[Items from a dataset]
┄┄┄┄┄┄┄┄┄┄┄┄┄┄┄┄┄┄┄┄
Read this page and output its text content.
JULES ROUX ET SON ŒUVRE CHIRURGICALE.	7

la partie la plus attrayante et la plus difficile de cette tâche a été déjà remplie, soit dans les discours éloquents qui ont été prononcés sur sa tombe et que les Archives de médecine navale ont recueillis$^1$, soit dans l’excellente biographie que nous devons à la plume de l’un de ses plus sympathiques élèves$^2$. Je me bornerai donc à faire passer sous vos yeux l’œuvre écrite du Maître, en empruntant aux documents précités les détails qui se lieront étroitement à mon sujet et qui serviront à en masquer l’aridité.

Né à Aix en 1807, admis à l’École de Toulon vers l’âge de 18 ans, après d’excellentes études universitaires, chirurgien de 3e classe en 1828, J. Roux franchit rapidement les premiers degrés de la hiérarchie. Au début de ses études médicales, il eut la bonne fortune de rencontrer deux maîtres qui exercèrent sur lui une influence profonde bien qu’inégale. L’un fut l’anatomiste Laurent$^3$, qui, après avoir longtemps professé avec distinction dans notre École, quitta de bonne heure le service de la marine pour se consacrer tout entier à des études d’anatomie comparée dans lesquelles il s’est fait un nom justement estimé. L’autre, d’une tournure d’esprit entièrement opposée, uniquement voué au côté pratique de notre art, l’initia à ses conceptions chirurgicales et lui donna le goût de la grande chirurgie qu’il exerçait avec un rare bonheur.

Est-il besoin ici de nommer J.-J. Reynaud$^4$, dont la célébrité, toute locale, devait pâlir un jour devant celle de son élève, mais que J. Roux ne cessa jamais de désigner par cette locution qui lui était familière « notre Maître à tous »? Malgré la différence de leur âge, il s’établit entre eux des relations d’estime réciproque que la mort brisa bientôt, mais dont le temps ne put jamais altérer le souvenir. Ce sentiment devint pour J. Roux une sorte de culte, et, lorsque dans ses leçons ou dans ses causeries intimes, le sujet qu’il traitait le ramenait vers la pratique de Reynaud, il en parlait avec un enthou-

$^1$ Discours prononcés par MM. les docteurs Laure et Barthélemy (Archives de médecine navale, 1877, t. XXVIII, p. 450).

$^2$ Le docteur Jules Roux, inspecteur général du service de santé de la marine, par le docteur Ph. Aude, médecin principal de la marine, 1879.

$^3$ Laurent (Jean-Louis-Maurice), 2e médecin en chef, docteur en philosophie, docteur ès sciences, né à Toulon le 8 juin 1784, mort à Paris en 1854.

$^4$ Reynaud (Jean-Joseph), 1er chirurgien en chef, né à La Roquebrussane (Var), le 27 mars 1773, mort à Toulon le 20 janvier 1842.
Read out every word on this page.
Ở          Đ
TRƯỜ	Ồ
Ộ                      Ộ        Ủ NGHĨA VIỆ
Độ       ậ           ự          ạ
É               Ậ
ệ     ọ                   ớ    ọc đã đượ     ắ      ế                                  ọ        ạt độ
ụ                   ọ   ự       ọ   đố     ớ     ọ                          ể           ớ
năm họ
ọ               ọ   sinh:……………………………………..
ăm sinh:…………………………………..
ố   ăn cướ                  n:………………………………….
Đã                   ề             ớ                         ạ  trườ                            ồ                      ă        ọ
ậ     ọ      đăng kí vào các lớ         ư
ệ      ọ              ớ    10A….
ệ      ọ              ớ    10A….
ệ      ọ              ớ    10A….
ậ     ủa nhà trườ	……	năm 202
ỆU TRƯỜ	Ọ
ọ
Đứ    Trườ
┄┄┄┄┄┄┄┄┄┄┄┄┄┄┄┄┄┄┄┄
Tell how many lines above contain the word "Laurent". Give the number alone.

2